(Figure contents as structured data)
=-=-=
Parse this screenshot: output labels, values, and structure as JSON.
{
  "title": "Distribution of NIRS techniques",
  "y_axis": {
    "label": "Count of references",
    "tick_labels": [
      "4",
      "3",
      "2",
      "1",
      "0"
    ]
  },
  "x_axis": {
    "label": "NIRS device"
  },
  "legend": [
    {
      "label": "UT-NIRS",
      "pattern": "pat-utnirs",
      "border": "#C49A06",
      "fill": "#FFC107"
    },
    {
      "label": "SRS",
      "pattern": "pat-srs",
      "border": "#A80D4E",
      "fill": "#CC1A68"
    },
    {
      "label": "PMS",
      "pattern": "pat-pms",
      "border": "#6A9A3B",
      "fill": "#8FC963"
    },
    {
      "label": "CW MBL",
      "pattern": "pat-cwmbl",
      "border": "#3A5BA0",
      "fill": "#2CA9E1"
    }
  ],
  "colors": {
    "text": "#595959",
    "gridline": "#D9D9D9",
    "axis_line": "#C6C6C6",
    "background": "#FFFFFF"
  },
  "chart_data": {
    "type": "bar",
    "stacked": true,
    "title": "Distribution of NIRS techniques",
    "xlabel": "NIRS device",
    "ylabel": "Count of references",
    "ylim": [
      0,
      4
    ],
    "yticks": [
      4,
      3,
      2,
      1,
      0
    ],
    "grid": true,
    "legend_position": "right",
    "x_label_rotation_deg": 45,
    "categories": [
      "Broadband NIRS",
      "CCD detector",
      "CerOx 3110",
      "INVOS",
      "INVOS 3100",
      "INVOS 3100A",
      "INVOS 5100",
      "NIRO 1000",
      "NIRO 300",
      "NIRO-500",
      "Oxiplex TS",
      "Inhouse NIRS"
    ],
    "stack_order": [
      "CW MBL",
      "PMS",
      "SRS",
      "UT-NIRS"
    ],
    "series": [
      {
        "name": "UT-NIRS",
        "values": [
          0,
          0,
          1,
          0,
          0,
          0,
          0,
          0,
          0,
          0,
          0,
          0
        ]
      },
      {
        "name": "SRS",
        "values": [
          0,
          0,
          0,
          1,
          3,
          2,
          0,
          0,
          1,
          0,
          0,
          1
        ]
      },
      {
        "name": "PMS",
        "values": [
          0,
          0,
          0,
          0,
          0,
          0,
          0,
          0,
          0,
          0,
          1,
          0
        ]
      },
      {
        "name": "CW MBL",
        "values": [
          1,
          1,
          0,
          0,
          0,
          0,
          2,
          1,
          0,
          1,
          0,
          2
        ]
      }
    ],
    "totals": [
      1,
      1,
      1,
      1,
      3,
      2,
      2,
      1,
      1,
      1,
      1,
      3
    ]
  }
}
=-=-=
* _Aim_
Every record shown above must be echoed exactly.

* _Solution to the exercise_
Parse this screenshot: output labels, values, and structure as JSON.
{
  "title": "Distribution of NIRS techniques",
  "y_axis": {
    "label": "Count of references",
    "tick_labels": [
      "4",
      "3",
      "2",
      "1",
      "0"
    ]
  },
  "x_axis": {
    "label": "NIRS device"
  },
  "legend": [
    {
      "label": "UT-NIRS",
      "pattern": "pat-utnirs",
      "border": "#C49A06",
      "fill": "#FFC107"
    },
    {
      "label": "SRS",
      "pattern": "pat-srs",
      "border": "#A80D4E",
      "fill": "#CC1A68"
    },
    {
      "label": "PMS",
      "pattern": "pat-pms",
      "border": "#6A9A3B",
      "fill": "#8FC963"
    },
    {
      "label": "CW MBL",
      "pattern": "pat-cwmbl",
      "border": "#3A5BA0",
      "fill": "#2CA9E1"
    }
  ],
  "colors": {
    "text": "#595959",
    "gridline": "#D9D9D9",
    "axis_line": "#C6C6C6",
    "background": "#FFFFFF"
  },
  "chart_data": {
    "type": "bar",
    "stacked": true,
    "title": "Distribution of NIRS techniques",
    "xlabel": "NIRS device",
    "ylabel": "Count of references",
    "ylim": [
      0,
      4
    ],
    "yticks": [
      4,
      3,
      2,
      1,
      0
    ],
    "grid": true,
    "legend_position": "right",
    "x_label_rotation_deg": 45,
    "categories": [
      "Broadband NIRS",
      "CCD detector",
      "CerOx 3110",
      "INVOS",
      "INVOS 3100",
      "INVOS 3100A",
      "INVOS 5100",
      "NIRO 1000",
      "NIRO 300",
      "NIRO-500",
      "Oxiplex TS",
      "Inhouse NIRS"
    ],
    "stack_order": [
      "CW MBL",
      "PMS",
      "SRS",
      "UT-NIRS"
    ],
    "series": [
      {
        "name": "UT-NIRS",
        "values": [
          0,
          0,
          1,
          0,
          0,
          0,
          0,
          0,
          0,
          0,
          0,
          0
        ]
      },
      {
        "name": "SRS",
        "values": [
          0,
          0,
          0,
          1,
          3,
          2,
          0,
          0,
          1,
          0,
          0,
          1
        ]
      },
      {
        "name": "PMS",
        "values": [
          0,
          0,
          0,
          0,
          0,
          0,
          0,
          0,
          0,
          0,
          1,
          0
        ]
      },
      {
        "name": "CW MBL",
        "values": [
          1,
          1,
          0,
          0,
          0,
          0,
          2,
          1,
          0,
          1,
          0,
          2
        ]
      }
    ],
    "totals": [
      1,
      1,
      1,
      1,
      3,
      2,
      2,
      1,
      1,
      1,
      1,
      3
    ]
  }
}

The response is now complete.